Stored data:

◇ ◇ ◇ ◇ ◇ ◇ ◇

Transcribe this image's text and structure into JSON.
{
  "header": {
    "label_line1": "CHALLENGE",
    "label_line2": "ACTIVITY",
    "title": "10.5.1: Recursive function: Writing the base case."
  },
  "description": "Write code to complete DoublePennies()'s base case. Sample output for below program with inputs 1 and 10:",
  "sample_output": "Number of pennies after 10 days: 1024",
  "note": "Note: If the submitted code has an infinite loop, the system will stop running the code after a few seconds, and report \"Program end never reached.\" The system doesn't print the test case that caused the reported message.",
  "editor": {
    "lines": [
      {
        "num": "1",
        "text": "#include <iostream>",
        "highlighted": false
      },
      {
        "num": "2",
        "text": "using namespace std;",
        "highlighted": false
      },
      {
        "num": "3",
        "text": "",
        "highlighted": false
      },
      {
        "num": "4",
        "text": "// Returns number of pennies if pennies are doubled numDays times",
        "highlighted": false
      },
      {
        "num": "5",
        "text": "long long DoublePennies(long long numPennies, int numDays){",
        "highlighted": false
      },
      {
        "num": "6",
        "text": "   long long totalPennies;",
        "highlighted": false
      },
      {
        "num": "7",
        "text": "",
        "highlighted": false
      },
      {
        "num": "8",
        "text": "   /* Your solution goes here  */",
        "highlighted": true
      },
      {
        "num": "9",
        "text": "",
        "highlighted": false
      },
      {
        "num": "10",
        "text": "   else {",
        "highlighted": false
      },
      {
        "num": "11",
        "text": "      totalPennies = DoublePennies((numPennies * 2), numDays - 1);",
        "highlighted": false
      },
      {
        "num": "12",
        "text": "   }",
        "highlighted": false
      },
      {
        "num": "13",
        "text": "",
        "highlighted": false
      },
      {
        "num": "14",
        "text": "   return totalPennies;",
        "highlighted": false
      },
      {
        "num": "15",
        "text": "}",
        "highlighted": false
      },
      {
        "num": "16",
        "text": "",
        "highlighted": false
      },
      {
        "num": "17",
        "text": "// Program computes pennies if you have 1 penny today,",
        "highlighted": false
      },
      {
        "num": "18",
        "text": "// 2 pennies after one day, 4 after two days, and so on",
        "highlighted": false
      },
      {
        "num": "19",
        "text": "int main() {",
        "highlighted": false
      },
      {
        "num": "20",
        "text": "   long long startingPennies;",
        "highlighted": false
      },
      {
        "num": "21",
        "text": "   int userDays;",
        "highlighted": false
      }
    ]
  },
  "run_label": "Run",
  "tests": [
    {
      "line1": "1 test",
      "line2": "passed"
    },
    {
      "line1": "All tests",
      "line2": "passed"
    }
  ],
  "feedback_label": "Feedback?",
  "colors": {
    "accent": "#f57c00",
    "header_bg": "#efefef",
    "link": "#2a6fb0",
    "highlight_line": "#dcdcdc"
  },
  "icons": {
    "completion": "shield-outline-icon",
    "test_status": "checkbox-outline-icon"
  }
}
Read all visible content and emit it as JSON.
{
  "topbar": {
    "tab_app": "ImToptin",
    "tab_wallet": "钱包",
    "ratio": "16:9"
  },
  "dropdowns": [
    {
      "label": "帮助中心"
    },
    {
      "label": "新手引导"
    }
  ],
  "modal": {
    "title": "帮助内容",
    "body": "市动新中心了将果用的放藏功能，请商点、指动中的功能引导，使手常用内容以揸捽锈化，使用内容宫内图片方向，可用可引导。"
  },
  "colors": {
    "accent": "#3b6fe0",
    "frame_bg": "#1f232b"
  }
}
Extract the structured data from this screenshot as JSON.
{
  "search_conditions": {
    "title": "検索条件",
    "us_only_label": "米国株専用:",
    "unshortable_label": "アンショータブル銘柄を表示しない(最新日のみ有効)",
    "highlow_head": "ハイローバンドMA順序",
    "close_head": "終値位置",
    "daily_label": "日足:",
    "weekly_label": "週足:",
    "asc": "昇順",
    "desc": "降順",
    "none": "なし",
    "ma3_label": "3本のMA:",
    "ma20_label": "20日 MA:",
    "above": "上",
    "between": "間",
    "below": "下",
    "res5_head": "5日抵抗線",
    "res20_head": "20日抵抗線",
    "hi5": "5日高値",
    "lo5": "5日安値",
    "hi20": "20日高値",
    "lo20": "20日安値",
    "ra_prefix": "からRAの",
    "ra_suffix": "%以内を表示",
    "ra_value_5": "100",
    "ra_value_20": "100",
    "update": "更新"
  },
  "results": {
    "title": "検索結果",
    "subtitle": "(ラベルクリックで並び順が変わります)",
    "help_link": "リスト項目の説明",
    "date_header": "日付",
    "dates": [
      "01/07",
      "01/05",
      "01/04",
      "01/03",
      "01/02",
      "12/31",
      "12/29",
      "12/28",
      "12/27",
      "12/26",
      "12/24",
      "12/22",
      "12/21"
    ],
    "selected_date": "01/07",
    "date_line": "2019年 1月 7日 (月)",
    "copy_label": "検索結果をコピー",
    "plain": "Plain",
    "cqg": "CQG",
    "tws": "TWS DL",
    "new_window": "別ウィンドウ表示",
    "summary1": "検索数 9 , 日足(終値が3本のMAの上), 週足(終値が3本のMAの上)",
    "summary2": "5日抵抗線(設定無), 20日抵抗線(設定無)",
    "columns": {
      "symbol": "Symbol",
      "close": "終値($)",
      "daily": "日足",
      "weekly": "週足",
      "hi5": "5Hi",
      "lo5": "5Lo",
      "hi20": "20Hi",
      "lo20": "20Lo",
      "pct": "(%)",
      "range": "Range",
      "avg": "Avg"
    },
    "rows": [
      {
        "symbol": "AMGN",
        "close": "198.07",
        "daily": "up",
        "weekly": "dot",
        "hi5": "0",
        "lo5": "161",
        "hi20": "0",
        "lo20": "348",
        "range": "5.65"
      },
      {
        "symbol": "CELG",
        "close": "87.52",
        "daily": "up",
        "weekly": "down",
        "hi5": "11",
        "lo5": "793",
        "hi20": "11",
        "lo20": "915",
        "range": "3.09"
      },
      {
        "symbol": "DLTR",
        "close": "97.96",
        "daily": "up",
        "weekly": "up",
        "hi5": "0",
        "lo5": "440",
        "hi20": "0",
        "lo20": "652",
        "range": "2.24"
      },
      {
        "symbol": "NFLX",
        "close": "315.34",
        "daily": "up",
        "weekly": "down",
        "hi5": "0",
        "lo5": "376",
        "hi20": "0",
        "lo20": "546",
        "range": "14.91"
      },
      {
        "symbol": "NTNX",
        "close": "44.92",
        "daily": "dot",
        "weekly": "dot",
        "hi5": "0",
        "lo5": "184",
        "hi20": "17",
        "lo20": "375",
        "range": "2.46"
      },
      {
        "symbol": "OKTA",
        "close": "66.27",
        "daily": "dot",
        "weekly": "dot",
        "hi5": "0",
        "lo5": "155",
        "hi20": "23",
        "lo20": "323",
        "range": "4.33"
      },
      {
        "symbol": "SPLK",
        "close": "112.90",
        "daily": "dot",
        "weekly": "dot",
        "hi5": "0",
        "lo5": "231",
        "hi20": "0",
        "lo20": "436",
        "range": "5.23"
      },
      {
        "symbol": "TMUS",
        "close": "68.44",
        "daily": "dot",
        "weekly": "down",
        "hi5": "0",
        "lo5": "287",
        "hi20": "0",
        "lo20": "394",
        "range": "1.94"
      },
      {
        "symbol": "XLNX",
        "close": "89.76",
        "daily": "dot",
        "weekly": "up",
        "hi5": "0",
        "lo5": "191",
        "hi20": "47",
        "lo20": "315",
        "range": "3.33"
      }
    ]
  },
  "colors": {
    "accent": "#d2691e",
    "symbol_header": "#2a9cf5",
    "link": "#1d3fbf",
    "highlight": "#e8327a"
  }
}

◇ ◇ ◇ ◇ ◇ ◇ ◇

(OBJECTIVE) Extract the full listing above without altering anything.

(COMPLETED EXERCISE)
Transcribe this image's text and structure into JSON.
{
  "header": {
    "label_line1": "CHALLENGE",
    "label_line2": "ACTIVITY",
    "title": "10.5.1: Recursive function: Writing the base case."
  },
  "description": "Write code to complete DoublePennies()'s base case. Sample output for below program with inputs 1 and 10:",
  "sample_output": "Number of pennies after 10 days: 1024",
  "note": "Note: If the submitted code has an infinite loop, the system will stop running the code after a few seconds, and report \"Program end never reached.\" The system doesn't print the test case that caused the reported message.",
  "editor": {
    "lines": [
      {
        "num": "1",
        "text": "#include <iostream>",
        "highlighted": false
      },
      {
        "num": "2",
        "text": "using namespace std;",
        "highlighted": false
      },
      {
        "num": "3",
        "text": "",
        "highlighted": false
      },
      {
        "num": "4",
        "text": "// Returns number of pennies if pennies are doubled numDays times",
        "highlighted": false
      },
      {
        "num": "5",
        "text": "long long DoublePennies(long long numPennies, int numDays){",
        "highlighted": false
      },
      {
        "num": "6",
        "text": "   long long totalPennies;",
        "highlighted": false
      },
      {
        "num": "7",
        "text": "",
        "highlighted": false
      },
      {
        "num": "8",
        "text": "   /* Your solution goes here  */",
        "highlighted": true
      },
      {
        "num": "9",
        "text": "",
        "highlighted": false
      },
      {
        "num": "10",
        "text": "   else {",
        "highlighted": false
      },
      {
        "num": "11",
        "text": "      totalPennies = DoublePennies((numPennies * 2), numDays - 1);",
        "highlighted": false
      },
      {
        "num": "12",
        "text": "   }",
        "highlighted": false
      },
      {
        "num": "13",
        "text": "",
        "highlighted": false
      },
      {
        "num": "14",
        "text": "   return totalPennies;",
        "highlighted": false
      },
      {
        "num": "15",
        "text": "}",
        "highlighted": false
      },
      {
        "num": "16",
        "text": "",
        "highlighted": false
      },
      {
        "num": "17",
        "text": "// Program computes pennies if you have 1 penny today,",
        "highlighted": false
      },
      {
        "num": "18",
        "text": "// 2 pennies after one day, 4 after two days, and so on",
        "highlighted": false
      },
      {
        "num": "19",
        "text": "int main() {",
        "highlighted": false
      },
      {
        "num": "20",
        "text": "   long long startingPennies;",
        "highlighted": false
      },
      {
        "num": "21",
        "text": "   int userDays;",
        "highlighted": false
      }
    ]
  },
  "run_label": "Run",
  "tests": [
    {
      "line1": "1 test",
      "line2": "passed"
    },
    {
      "line1": "All tests",
      "line2": "passed"
    }
  ],
  "feedback_label": "Feedback?",
  "colors": {
    "accent": "#f57c00",
    "header_bg": "#efefef",
    "link": "#2a6fb0",
    "highlight_line": "#dcdcdc"
  },
  "icons": {
    "completion": "shield-outline-icon",
    "test_status": "checkbox-outline-icon"
  }
}
Read all visible content and emit it as JSON.
{
  "topbar": {
    "tab_app": "ImToptin",
    "tab_wallet": "钱包",
    "ratio": "16:9"
  },
  "dropdowns": [
    {
      "label": "帮助中心"
    },
    {
      "label": "新手引导"
    }
  ],
  "modal": {
    "title": "帮助内容",
    "body": "市动新中心了将果用的放藏功能，请商点、指动中的功能引导，使手常用内容以揸捽锈化，使用内容宫内图片方向，可用可引导。"
  },
  "colors": {
    "accent": "#3b6fe0",
    "frame_bg": "#1f232b"
  }
}
Extract the structured data from this screenshot as JSON.
{
  "search_conditions": {
    "title": "検索条件",
    "us_only_label": "米国株専用:",
    "unshortable_label": "アンショータブル銘柄を表示しない(最新日のみ有効)",
    "highlow_head": "ハイローバンドMA順序",
    "close_head": "終値位置",
    "daily_label": "日足:",
    "weekly_label": "週足:",
    "asc": "昇順",
    "desc": "降順",
    "none": "なし",
    "ma3_label": "3本のMA:",
    "ma20_label": "20日 MA:",
    "above": "上",
    "between": "間",
    "below": "下",
    "res5_head": "5日抵抗線",
    "res20_head": "20日抵抗線",
    "hi5": "5日高値",
    "lo5": "5日安値",
    "hi20": "20日高値",
    "lo20": "20日安値",
    "ra_prefix": "からRAの",
    "ra_suffix": "%以内を表示",
    "ra_value_5": "100",
    "ra_value_20": "100",
    "update": "更新"
  },
  "results": {
    "title": "検索結果",
    "subtitle": "(ラベルクリックで並び順が変わります)",
    "help_link": "リスト項目の説明",
    "date_header": "日付",
    "dates": [
      "01/07",
      "01/05",
      "01/04",
      "01/03",
      "01/02",
      "12/31",
      "12/29",
      "12/28",
      "12/27",
      "12/26",
      "12/24",
      "12/22",
      "12/21"
    ],
    "selected_date": "01/07",
    "date_line": "2019年 1月 7日 (月)",
    "copy_label": "検索結果をコピー",
    "plain": "Plain",
    "cqg": "CQG",
    "tws": "TWS DL",
    "new_window": "別ウィンドウ表示",
    "summary1": "検索数 9 , 日足(終値が3本のMAの上), 週足(終値が3本のMAの上)",
    "summary2": "5日抵抗線(設定無), 20日抵抗線(設定無)",
    "columns": {
      "symbol": "Symbol",
      "close": "終値($)",
      "daily": "日足",
      "weekly": "週足",
      "hi5": "5Hi",
      "lo5": "5Lo",
      "hi20": "20Hi",
      "lo20": "20Lo",
      "pct": "(%)",
      "range": "Range",
      "avg": "Avg"
    },
    "rows": [
      {
        "symbol": "AMGN",
        "close": "198.07",
        "daily": "up",
        "weekly": "dot",
        "hi5": "0",
        "lo5": "161",
        "hi20": "0",
        "lo20": "348",
        "range": "5.65"
      },
      {
        "symbol": "CELG",
        "close": "87.52",
        "daily": "up",
        "weekly": "down",
        "hi5": "11",
        "lo5": "793",
        "hi20": "11",
        "lo20": "915",
        "range": "3.09"
      },
      {
        "symbol": "DLTR",
        "close": "97.96",
        "daily": "up",
        "weekly": "up",
        "hi5": "0",
        "lo5": "440",
        "hi20": "0",
        "lo20": "652",
        "range": "2.24"
      },
      {
        "symbol": "NFLX",
        "close": "315.34",
        "daily": "up",
        "weekly": "down",
        "hi5": "0",
        "lo5": "376",
        "hi20": "0",
        "lo20": "546",
        "range": "14.91"
      },
      {
        "symbol": "NTNX",
        "close": "44.92",
        "daily": "dot",
        "weekly": "dot",
        "hi5": "0",
        "lo5": "184",
        "hi20": "17",
        "lo20": "375",
        "range": "2.46"
      },
      {
        "symbol": "OKTA",
        "close": "66.27",
        "daily": "dot",
        "weekly": "dot",
        "hi5": "0",
        "lo5": "155",
        "hi20": "23",
        "lo20": "323",
        "range": "4.33"
      },
      {
        "symbol": "SPLK",
        "close": "112.90",
        "daily": "dot",
        "weekly": "dot",
        "hi5": "0",
        "lo5": "231",
        "hi20": "0",
        "lo20": "436",
        "range": "5.23"
      },
      {
        "symbol": "TMUS",
        "close": "68.44",
        "daily": "dot",
        "weekly": "down",
        "hi5": "0",
        "lo5": "287",
        "hi20": "0",
        "lo20": "394",
        "range": "1.94"
      },
      {
        "symbol": "XLNX",
        "close": "89.76",
        "daily": "dot",
        "weekly": "up",
        "hi5": "0",
        "lo5": "191",
        "hi20": "47",
        "lo20": "315",
        "range": "3.33"
      }
    ]
  },
  "colors": {
    "accent": "#d2691e",
    "symbol_header": "#2a9cf5",
    "link": "#1d3fbf",
    "highlight": "#e8327a"
  }
}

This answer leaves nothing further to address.